> _DATA SHOWN_:
☆ ☆ ☆ ☆ ☆
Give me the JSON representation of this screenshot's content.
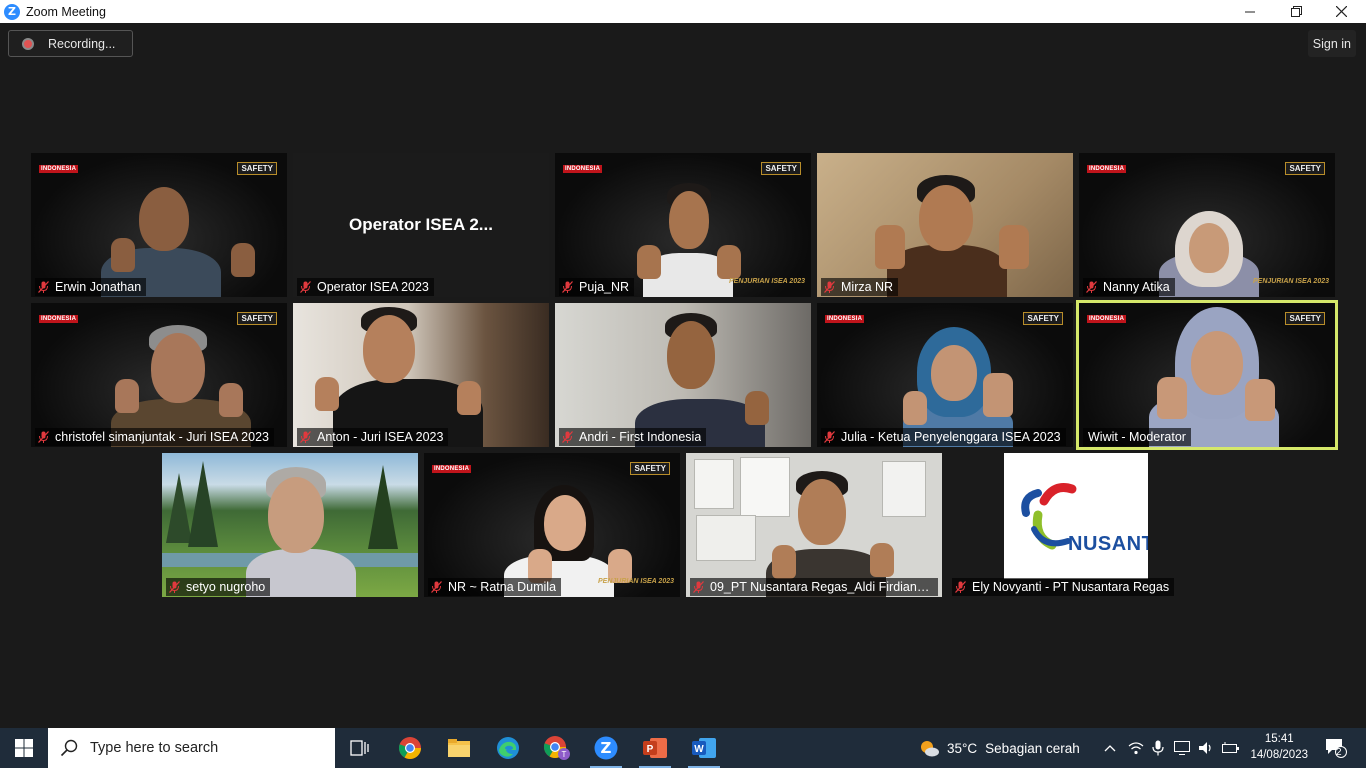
{
  "window": {
    "title": "Zoom Meeting",
    "minimize_icon": "minimize-icon",
    "maximize_icon": "restore-icon",
    "close_icon": "close-icon"
  },
  "toolbar": {
    "recording_label": "Recording...",
    "signin_label": "Sign in"
  },
  "participants": [
    {
      "name": "Erwin Jonathan",
      "muted": true
    },
    {
      "name": "Operator ISEA 2023",
      "muted": true,
      "center_label": "Operator ISEA 2..."
    },
    {
      "name": "Puja_NR",
      "muted": true
    },
    {
      "name": "Mirza NR",
      "muted": true
    },
    {
      "name": "Nanny Atika",
      "muted": true
    },
    {
      "name": "christofel simanjuntak - Juri ISEA 2023",
      "muted": true
    },
    {
      "name": "Anton - Juri ISEA 2023",
      "muted": true
    },
    {
      "name": "Andri - First Indonesia",
      "muted": true
    },
    {
      "name": "Julia - Ketua Penyelenggara ISEA 2023",
      "muted": true
    },
    {
      "name": "Wiwit - Moderator",
      "muted": false,
      "active_speaker": true
    },
    {
      "name": "setyo nugroho",
      "muted": true
    },
    {
      "name": "NR ~ Ratna Dumila",
      "muted": true
    },
    {
      "name": "09_PT Nusantara Regas_Aldi Firdiansy...",
      "muted": true
    },
    {
      "name": "Ely Novyanti - PT Nusantara Regas",
      "muted": true,
      "logo_text": "NUSANT"
    }
  ],
  "virtual_bg": {
    "badge_left": "INDONESIA",
    "badge_right": "SAFETY",
    "penjurian": "PENJURIAN ISEA 2023"
  },
  "taskbar": {
    "search_placeholder": "Type here to search",
    "weather_temp": "35°C",
    "weather_desc": "Sebagian cerah",
    "time": "15:41",
    "date": "14/08/2023",
    "notification_count": "2",
    "apps": [
      "task-view-icon",
      "chrome-icon",
      "file-explorer-icon",
      "edge-icon",
      "chrome-profile-icon",
      "zoom-icon",
      "powerpoint-icon",
      "word-icon"
    ]
  },
  "colors": {
    "active_speaker_border": "#d5e86a",
    "zoom_blue": "#2d8cff",
    "muted_red": "#e0393e",
    "taskbar_bg": "#1f2c3a"
  }
}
☆ ☆ ☆ ☆ ☆
Exclude the pictures and repeat every other part of the records word for word.

> _ANSWER TO THIS TASK_:
Give me the JSON representation of this screenshot's content.
{
  "window": {
    "title": "Zoom Meeting",
    "minimize_icon": "minimize-icon",
    "maximize_icon": "restore-icon",
    "close_icon": "close-icon"
  },
  "toolbar": {
    "recording_label": "Recording...",
    "signin_label": "Sign in"
  },
  "participants": [
    {
      "name": "Erwin Jonathan",
      "muted": true
    },
    {
      "name": "Operator ISEA 2023",
      "muted": true,
      "center_label": "Operator ISEA 2..."
    },
    {
      "name": "Puja_NR",
      "muted": true
    },
    {
      "name": "Mirza NR",
      "muted": true
    },
    {
      "name": "Nanny Atika",
      "muted": true
    },
    {
      "name": "christofel simanjuntak - Juri ISEA 2023",
      "muted": true
    },
    {
      "name": "Anton - Juri ISEA 2023",
      "muted": true
    },
    {
      "name": "Andri - First Indonesia",
      "muted": true
    },
    {
      "name": "Julia - Ketua Penyelenggara ISEA 2023",
      "muted": true
    },
    {
      "name": "Wiwit - Moderator",
      "muted": false,
      "active_speaker": true
    },
    {
      "name": "setyo nugroho",
      "muted": true
    },
    {
      "name": "NR ~ Ratna Dumila",
      "muted": true
    },
    {
      "name": "09_PT Nusantara Regas_Aldi Firdiansy...",
      "muted": true
    },
    {
      "name": "Ely Novyanti - PT Nusantara Regas",
      "muted": true,
      "logo_text": "NUSANT"
    }
  ],
  "virtual_bg": {
    "badge_left": "INDONESIA",
    "badge_right": "SAFETY",
    "penjurian": "PENJURIAN ISEA 2023"
  },
  "taskbar": {
    "search_placeholder": "Type here to search",
    "weather_temp": "35°C",
    "weather_desc": "Sebagian cerah",
    "time": "15:41",
    "date": "14/08/2023",
    "notification_count": "2",
    "apps": [
      "task-view-icon",
      "chrome-icon",
      "file-explorer-icon",
      "edge-icon",
      "chrome-profile-icon",
      "zoom-icon",
      "powerpoint-icon",
      "word-icon"
    ]
  },
  "colors": {
    "active_speaker_border": "#d5e86a",
    "zoom_blue": "#2d8cff",
    "muted_red": "#e0393e",
    "taskbar_bg": "#1f2c3a"
  }
}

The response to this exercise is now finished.